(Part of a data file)
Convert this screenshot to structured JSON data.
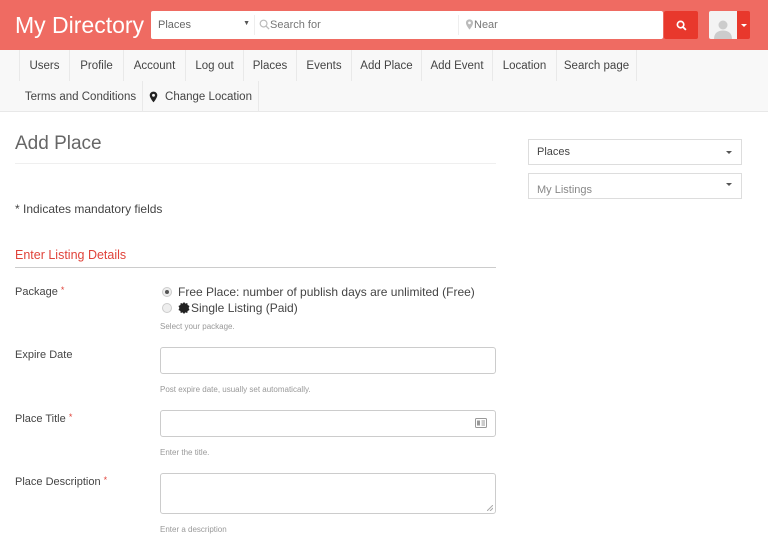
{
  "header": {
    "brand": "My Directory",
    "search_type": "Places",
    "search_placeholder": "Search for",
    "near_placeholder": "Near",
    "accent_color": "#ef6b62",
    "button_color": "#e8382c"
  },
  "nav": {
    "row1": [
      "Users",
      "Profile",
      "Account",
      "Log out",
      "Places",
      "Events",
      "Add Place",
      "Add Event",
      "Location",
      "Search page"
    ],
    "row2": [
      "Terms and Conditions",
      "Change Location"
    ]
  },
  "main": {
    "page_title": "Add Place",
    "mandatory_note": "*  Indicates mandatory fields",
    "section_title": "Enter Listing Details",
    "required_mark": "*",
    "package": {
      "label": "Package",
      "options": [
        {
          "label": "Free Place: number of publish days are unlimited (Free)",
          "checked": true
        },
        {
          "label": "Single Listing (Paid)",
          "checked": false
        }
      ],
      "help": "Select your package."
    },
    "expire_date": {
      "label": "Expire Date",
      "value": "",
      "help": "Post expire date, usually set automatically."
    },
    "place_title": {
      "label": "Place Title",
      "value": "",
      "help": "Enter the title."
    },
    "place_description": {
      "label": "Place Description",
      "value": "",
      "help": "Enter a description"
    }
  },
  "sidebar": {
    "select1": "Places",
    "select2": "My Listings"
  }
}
---
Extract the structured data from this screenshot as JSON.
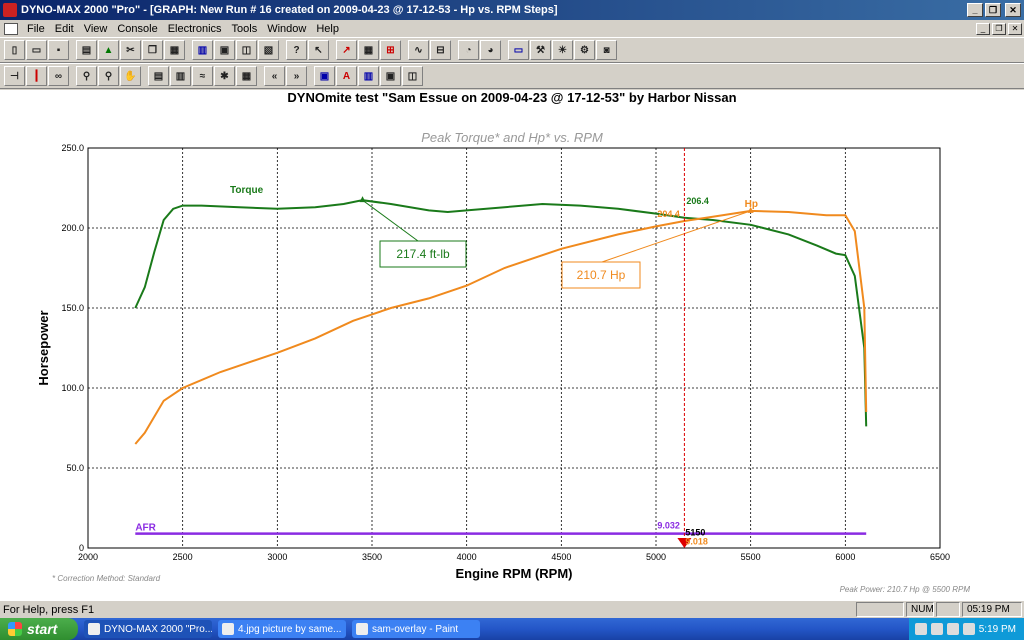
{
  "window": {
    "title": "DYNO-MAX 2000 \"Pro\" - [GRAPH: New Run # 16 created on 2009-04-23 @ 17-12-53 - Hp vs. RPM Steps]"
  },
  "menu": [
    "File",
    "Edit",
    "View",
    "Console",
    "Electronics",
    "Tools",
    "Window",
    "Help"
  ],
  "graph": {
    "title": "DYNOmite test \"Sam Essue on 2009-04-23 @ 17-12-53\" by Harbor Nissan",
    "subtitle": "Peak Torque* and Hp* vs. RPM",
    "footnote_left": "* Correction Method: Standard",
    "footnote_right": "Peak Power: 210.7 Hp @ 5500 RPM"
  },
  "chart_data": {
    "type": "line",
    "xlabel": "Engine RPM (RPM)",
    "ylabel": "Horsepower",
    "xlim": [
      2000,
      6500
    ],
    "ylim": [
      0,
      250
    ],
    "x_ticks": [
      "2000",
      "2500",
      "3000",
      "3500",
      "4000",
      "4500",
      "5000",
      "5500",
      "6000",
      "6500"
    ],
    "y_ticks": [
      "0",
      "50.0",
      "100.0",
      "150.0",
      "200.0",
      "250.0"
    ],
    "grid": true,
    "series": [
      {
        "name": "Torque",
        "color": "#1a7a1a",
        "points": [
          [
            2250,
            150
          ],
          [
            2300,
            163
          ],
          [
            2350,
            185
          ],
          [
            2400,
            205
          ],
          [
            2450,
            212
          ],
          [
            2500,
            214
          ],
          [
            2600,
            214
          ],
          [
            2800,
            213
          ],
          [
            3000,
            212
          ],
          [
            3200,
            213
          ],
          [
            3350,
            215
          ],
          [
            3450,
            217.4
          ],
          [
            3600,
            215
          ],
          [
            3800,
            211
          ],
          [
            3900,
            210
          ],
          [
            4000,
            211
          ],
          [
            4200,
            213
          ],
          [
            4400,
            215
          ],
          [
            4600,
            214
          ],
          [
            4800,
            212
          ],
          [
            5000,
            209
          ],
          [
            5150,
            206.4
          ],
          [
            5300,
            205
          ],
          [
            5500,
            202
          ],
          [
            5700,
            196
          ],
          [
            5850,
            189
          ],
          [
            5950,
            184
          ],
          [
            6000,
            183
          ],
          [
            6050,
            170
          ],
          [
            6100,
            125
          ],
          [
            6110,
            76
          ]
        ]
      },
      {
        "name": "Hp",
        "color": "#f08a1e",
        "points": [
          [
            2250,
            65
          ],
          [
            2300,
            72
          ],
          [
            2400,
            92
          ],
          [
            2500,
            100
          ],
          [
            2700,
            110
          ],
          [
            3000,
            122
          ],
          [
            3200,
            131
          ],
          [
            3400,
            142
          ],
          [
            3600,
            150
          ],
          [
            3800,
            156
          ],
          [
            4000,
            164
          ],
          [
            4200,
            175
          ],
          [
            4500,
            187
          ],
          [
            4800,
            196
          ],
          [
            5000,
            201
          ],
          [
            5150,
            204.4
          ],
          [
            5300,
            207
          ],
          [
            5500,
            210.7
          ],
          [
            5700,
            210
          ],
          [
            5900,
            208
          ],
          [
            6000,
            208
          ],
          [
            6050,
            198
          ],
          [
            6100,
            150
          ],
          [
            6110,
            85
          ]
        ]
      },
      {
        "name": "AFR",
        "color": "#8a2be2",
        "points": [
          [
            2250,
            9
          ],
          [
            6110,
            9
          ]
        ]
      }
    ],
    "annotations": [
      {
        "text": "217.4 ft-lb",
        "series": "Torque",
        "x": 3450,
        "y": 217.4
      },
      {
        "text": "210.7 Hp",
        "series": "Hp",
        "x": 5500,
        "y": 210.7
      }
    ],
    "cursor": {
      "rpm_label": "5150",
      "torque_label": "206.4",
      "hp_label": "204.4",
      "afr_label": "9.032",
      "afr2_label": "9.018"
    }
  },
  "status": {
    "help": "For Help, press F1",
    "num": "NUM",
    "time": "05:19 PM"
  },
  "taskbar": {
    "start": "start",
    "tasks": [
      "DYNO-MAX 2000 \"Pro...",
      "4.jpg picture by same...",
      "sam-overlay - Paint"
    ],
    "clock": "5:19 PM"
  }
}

## EXERCISE GOAL
Pull out each line of the listing that holds the string "Enter".

## SOLUTION TO THIS PROBLEM
    "section_title": "Enter Listing Details",
      "help": "Enter the title."
      "help": "Enter a description"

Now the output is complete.